→ Set problem
Give a verbatim copy of the lines below, minus the pictures.

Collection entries
+-------+

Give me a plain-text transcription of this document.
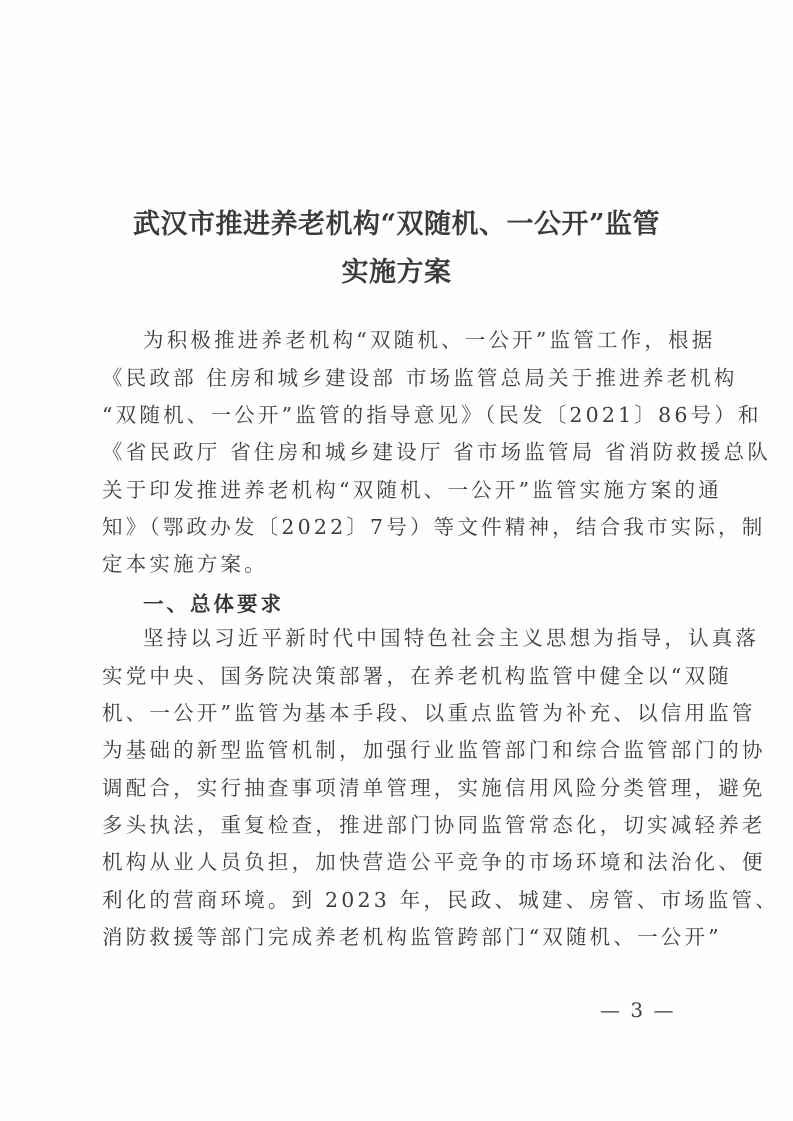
武汉市推进养老机构“双随机、一公开”监管
实施方案
为积极推进养老机构“双随机、一公开”监管工作，根据
《民政部 住房和城乡建设部 市场监管总局关于推进养老机构
“双随机、一公开”监管的指导意见》（民发〔2021〕86号）和
《省民政厅 省住房和城乡建设厅 省市场监管局 省消防救援总队
关于印发推进养老机构“双随机、一公开”监管实施方案的通
知》（鄂政办发〔2022〕7号）等文件精神，结合我市实际，制
定本实施方案。
一、总体要求
坚持以习近平新时代中国特色社会主义思想为指导，认真落
实党中央、国务院决策部署，在养老机构监管中健全以“双随
机、一公开”监管为基本手段、以重点监管为补充、以信用监管
为基础的新型监管机制，加强行业监管部门和综合监管部门的协
调配合，实行抽查事项清单管理，实施信用风险分类管理，避免
多头执法，重复检查，推进部门协同监管常态化，切实减轻养老
机构从业人员负担，加快营造公平竞争的市场环境和法治化、便
利化的营商环境。到 2023 年，民政、城建、房管、市场监管、
消防救援等部门完成养老机构监管跨部门“双随机、一公开”
— 3 —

+-------+

→ Output for this exercise
Give me a plain-text transcription of this document.
武汉市推进养老机构“双随机、一公开”监管
实施方案
为积极推进养老机构“双随机、一公开”监管工作，根据
《民政部 住房和城乡建设部 市场监管总局关于推进养老机构
“双随机、一公开”监管的指导意见》（民发〔2021〕86号）和
《省民政厅 省住房和城乡建设厅 省市场监管局 省消防救援总队
关于印发推进养老机构“双随机、一公开”监管实施方案的通
知》（鄂政办发〔2022〕7号）等文件精神，结合我市实际，制
定本实施方案。
一、总体要求
坚持以习近平新时代中国特色社会主义思想为指导，认真落
实党中央、国务院决策部署，在养老机构监管中健全以“双随
机、一公开”监管为基本手段、以重点监管为补充、以信用监管
为基础的新型监管机制，加强行业监管部门和综合监管部门的协
调配合，实行抽查事项清单管理，实施信用风险分类管理，避免
多头执法，重复检查，推进部门协同监管常态化，切实减轻养老
机构从业人员负担，加快营造公平竞争的市场环境和法治化、便
利化的营商环境。到 2023 年，民政、城建、房管、市场监管、
消防救援等部门完成养老机构监管跨部门“双随机、一公开”
— 3 —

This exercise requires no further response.